*GIVEN INFORMATION*
——

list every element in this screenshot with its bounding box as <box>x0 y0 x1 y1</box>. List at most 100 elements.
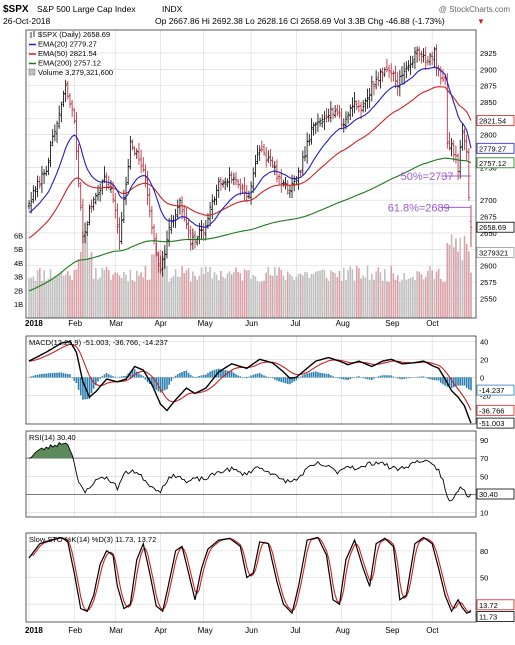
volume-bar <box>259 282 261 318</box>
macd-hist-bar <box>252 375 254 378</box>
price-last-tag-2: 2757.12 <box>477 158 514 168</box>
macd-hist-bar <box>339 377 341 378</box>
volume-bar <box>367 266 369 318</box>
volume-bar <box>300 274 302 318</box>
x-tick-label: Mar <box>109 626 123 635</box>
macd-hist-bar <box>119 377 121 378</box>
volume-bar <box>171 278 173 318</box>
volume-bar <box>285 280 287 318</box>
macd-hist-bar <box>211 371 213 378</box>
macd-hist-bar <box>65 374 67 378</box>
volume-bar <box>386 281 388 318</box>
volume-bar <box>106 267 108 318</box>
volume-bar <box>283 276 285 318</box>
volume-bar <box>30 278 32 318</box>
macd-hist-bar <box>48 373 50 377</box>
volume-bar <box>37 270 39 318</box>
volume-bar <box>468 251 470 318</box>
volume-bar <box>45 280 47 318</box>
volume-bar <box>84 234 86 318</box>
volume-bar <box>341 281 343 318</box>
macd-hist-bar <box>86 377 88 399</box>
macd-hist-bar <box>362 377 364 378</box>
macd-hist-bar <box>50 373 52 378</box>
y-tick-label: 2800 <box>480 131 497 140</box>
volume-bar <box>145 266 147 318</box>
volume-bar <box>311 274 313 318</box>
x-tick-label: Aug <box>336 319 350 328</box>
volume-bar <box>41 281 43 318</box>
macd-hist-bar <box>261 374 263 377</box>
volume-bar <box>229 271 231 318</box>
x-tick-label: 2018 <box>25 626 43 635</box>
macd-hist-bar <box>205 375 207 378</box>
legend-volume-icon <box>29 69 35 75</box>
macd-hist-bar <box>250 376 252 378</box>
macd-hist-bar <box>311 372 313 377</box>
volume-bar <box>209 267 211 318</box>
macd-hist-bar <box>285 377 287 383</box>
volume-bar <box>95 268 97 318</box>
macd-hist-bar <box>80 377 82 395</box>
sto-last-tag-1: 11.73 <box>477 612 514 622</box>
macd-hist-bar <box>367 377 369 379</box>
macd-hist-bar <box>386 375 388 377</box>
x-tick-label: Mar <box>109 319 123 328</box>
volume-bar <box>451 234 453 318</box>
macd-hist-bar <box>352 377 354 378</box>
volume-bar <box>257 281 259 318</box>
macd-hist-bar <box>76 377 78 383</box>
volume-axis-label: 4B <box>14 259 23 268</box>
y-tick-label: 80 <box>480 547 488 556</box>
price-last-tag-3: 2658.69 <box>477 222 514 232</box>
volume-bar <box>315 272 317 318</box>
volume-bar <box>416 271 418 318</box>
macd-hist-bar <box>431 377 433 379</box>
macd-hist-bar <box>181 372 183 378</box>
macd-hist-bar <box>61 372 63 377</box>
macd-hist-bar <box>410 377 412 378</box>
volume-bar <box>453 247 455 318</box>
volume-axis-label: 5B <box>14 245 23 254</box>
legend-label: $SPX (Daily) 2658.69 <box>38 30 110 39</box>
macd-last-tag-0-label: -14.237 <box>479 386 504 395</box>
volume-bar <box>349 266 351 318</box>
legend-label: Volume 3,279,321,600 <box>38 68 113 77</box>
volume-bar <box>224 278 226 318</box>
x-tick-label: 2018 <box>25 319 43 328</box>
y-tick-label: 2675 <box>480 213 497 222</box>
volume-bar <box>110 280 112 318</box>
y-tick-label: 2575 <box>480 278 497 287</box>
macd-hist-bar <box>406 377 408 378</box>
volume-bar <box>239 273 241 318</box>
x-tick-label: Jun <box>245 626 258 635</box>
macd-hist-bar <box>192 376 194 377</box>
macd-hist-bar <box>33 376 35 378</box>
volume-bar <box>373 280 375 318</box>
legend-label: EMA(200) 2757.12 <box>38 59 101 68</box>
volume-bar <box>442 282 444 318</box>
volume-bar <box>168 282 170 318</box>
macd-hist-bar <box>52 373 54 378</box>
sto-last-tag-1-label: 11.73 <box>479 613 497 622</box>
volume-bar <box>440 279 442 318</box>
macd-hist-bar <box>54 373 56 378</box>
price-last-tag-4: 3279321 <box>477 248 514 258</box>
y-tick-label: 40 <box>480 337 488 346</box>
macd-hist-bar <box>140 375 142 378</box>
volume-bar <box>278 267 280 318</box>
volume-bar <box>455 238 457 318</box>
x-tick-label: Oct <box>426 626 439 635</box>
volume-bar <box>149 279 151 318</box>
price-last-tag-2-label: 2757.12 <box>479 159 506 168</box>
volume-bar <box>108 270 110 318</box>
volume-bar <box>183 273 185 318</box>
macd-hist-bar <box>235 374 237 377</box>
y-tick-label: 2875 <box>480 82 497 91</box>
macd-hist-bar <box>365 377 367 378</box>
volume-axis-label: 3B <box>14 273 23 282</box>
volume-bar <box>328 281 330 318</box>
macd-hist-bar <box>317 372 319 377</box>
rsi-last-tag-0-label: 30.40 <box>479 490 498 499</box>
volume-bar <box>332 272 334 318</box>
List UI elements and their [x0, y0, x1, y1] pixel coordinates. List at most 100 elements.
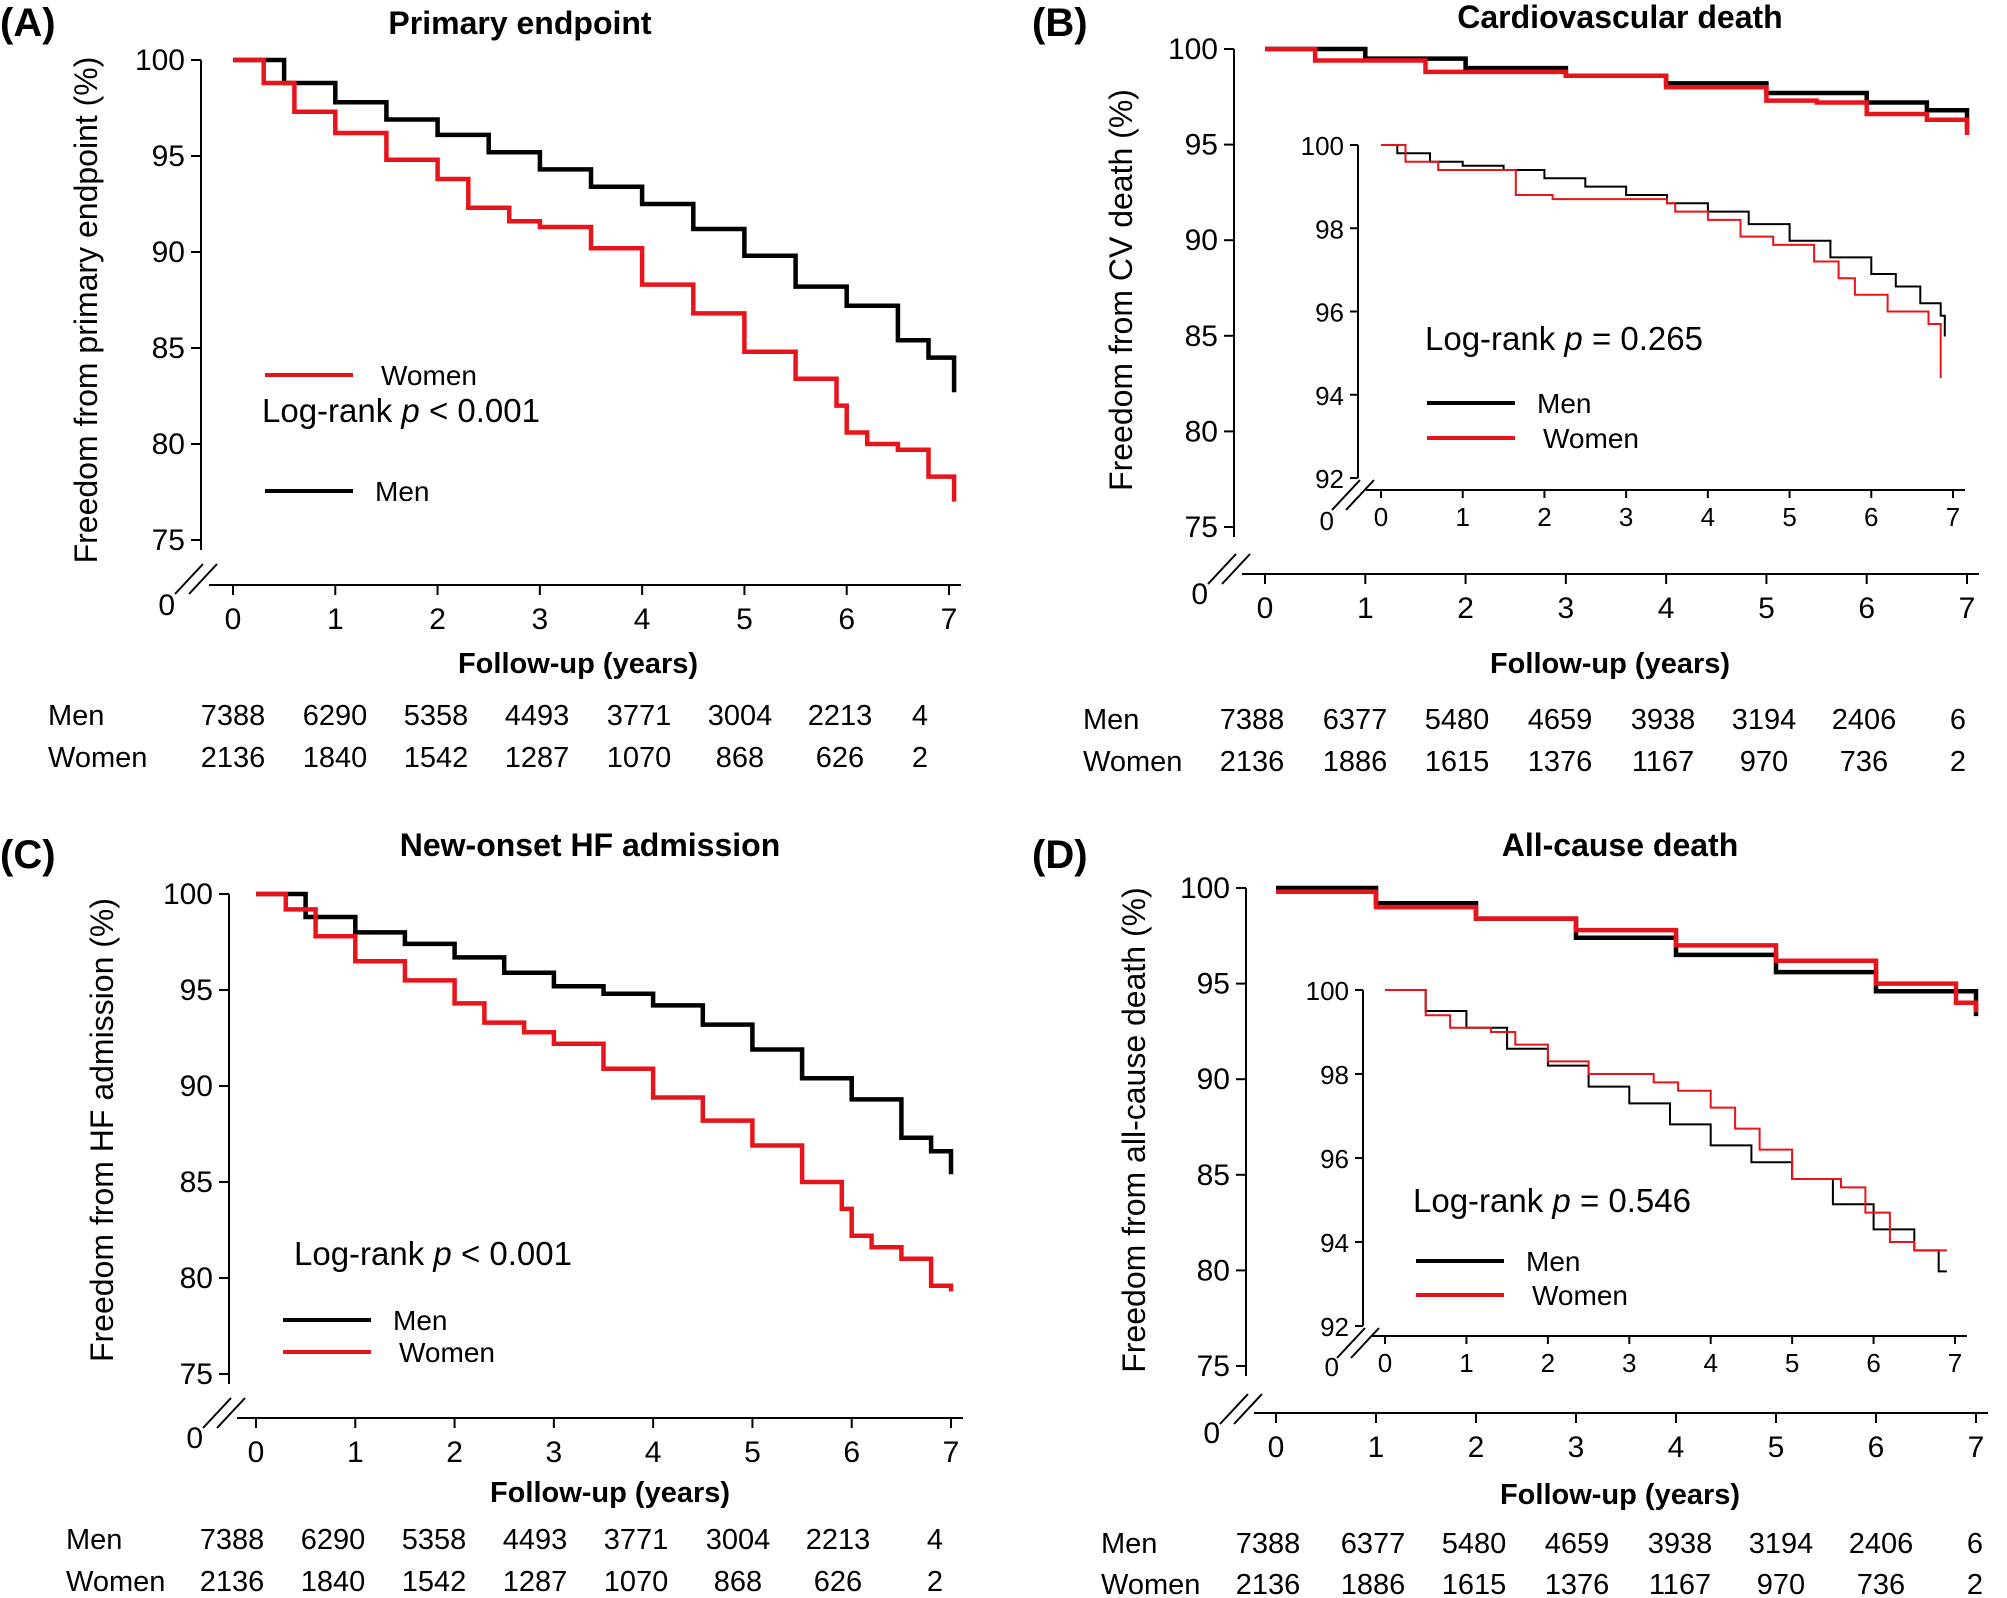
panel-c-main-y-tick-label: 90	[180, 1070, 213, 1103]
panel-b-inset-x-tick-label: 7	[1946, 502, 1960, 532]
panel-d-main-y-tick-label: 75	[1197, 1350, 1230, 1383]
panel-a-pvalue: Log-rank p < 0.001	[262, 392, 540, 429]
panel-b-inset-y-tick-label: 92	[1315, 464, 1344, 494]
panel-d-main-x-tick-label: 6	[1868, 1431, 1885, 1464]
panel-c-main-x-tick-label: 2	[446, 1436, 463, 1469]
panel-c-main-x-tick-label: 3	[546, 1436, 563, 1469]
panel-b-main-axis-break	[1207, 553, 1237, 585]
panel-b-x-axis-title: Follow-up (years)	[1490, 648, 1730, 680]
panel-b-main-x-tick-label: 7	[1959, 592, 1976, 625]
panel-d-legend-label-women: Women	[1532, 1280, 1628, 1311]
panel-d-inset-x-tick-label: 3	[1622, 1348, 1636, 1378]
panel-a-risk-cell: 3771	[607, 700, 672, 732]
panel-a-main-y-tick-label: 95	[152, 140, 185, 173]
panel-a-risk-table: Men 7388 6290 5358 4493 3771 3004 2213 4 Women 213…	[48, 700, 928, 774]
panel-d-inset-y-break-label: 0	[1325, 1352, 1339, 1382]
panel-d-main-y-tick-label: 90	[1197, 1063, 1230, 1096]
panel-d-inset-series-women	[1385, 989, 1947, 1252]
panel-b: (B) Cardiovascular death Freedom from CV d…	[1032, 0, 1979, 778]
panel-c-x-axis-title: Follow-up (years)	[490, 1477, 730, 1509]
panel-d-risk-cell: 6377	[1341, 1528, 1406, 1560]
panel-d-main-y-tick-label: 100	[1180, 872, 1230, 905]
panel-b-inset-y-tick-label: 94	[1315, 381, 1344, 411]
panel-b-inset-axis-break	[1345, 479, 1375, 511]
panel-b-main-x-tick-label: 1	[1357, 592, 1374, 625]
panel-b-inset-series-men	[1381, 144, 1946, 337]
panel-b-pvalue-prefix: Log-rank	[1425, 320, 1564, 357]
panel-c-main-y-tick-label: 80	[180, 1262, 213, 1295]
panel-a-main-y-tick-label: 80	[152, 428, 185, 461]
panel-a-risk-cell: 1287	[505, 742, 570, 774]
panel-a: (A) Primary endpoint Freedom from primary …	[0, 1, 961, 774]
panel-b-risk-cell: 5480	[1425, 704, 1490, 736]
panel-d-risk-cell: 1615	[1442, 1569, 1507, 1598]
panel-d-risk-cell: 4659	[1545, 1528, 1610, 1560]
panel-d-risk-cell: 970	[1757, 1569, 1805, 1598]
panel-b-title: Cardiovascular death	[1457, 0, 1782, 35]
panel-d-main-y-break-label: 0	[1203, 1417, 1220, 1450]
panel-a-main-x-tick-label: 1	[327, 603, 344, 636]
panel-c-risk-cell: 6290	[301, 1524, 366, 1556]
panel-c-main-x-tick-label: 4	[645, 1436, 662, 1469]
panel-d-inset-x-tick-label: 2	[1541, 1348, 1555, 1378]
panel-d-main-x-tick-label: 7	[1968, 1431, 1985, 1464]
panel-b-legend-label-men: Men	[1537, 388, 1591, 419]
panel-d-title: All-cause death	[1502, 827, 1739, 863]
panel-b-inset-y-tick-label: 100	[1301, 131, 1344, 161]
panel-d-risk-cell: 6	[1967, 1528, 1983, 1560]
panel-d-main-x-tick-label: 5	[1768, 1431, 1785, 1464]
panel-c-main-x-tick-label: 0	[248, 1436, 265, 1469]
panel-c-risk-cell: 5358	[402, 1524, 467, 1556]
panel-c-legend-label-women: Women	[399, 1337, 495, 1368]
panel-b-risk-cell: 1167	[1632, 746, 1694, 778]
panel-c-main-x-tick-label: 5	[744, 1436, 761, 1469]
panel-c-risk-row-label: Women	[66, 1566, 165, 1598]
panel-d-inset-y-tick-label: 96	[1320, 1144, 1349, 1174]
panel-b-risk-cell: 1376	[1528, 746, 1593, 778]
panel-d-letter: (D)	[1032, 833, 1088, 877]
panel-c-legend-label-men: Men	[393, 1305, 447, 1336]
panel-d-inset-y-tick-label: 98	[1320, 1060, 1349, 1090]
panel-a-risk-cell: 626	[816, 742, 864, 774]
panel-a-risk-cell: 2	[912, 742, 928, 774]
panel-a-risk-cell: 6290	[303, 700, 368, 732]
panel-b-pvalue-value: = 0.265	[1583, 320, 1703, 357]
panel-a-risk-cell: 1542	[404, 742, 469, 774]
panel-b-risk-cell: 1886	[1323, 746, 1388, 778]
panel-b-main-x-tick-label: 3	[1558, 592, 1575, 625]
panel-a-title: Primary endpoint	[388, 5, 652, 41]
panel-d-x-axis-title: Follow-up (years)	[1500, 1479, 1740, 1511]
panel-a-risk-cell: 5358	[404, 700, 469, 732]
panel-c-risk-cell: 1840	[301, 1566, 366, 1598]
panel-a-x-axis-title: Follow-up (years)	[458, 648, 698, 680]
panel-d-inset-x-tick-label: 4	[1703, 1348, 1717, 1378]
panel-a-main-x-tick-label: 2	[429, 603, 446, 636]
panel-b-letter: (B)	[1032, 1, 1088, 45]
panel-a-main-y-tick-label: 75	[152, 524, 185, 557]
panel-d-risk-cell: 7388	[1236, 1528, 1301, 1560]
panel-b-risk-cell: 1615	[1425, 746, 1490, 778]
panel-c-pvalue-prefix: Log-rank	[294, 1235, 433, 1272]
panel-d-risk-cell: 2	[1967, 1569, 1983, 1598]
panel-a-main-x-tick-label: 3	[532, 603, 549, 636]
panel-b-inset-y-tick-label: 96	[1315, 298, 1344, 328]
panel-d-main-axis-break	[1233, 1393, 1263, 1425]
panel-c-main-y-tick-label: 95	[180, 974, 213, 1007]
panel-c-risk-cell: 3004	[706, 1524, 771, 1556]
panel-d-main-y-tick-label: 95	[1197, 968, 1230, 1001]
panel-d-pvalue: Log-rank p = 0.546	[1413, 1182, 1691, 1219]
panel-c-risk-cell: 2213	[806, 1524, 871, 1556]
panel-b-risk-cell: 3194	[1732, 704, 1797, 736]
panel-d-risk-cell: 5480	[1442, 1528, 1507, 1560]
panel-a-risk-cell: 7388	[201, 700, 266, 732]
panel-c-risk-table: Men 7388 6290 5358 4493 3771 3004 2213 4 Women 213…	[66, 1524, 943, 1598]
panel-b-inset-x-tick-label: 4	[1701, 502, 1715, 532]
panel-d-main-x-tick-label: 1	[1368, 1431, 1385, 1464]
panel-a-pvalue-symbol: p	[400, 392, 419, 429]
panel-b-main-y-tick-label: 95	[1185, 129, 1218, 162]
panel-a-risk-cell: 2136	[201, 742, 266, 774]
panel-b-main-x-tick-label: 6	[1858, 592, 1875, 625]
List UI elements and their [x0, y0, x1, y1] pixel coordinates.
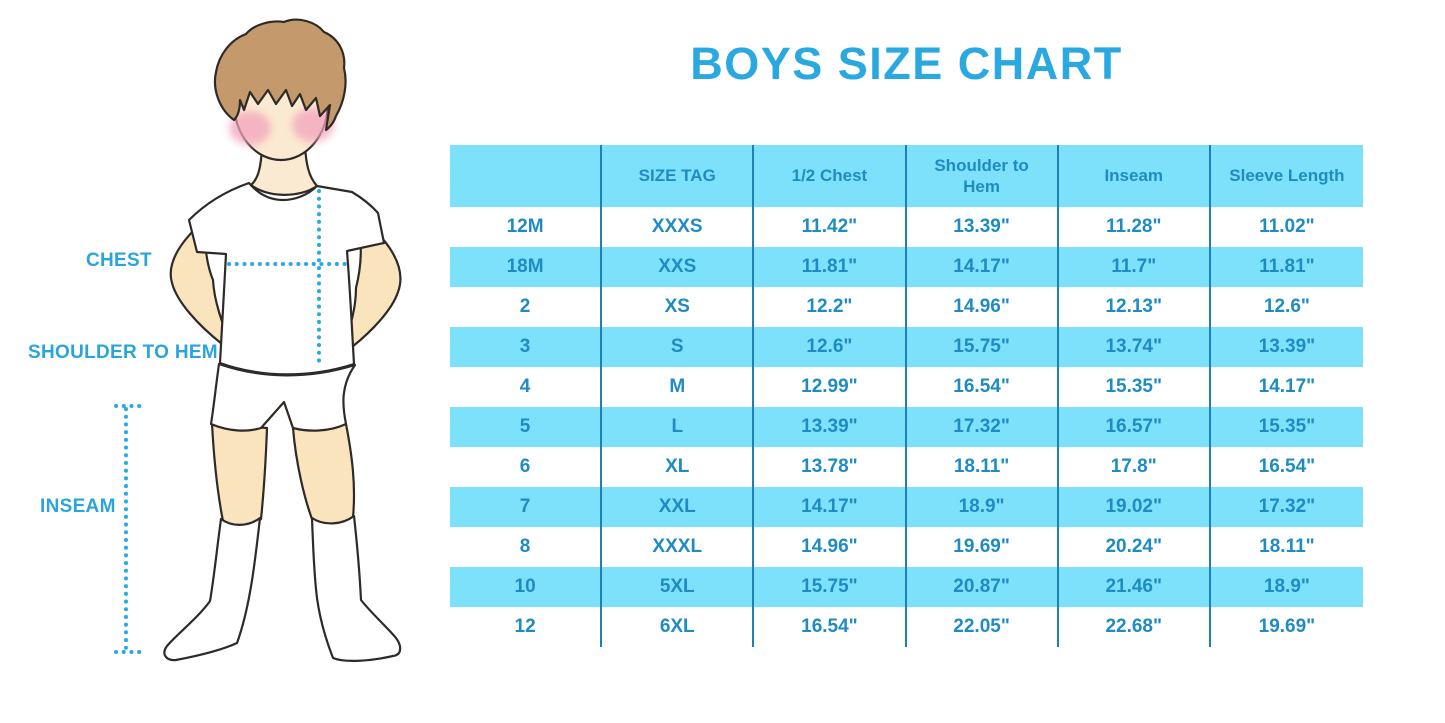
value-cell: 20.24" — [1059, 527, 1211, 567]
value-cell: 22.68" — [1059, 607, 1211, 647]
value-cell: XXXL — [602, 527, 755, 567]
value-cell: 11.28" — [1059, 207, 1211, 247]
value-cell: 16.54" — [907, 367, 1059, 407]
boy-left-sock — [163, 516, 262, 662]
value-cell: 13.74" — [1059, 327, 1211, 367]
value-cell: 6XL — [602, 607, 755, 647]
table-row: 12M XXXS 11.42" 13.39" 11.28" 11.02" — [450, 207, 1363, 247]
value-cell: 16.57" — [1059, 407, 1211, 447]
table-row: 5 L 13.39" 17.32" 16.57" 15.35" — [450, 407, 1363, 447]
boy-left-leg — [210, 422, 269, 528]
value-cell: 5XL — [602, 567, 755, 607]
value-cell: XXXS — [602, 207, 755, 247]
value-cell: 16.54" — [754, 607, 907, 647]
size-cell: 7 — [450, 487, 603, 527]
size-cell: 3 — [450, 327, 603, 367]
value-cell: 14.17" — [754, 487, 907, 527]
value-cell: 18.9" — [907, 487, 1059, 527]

——

*DIRECTIONS FOR THIS TASK*
Rewrite the lines from the line with "volume-bar <box>259 282 261 318</box>" to the line with "volume-bar <box>300 274 302 318</box>", both included, as a JSON list of strings with one string per line.

*TASK ANSWER*
[
  "volume-bar <box>259 282 261 318</box>",
  "macd-hist-bar <box>252 375 254 378</box>",
  "price-last-tag-2: 2757.12 <box>477 158 514 168</box>",
  "macd-hist-bar <box>339 377 341 378</box>",
  "volume-bar <box>367 266 369 318</box>",
  "volume-bar <box>300 274 302 318</box>"
]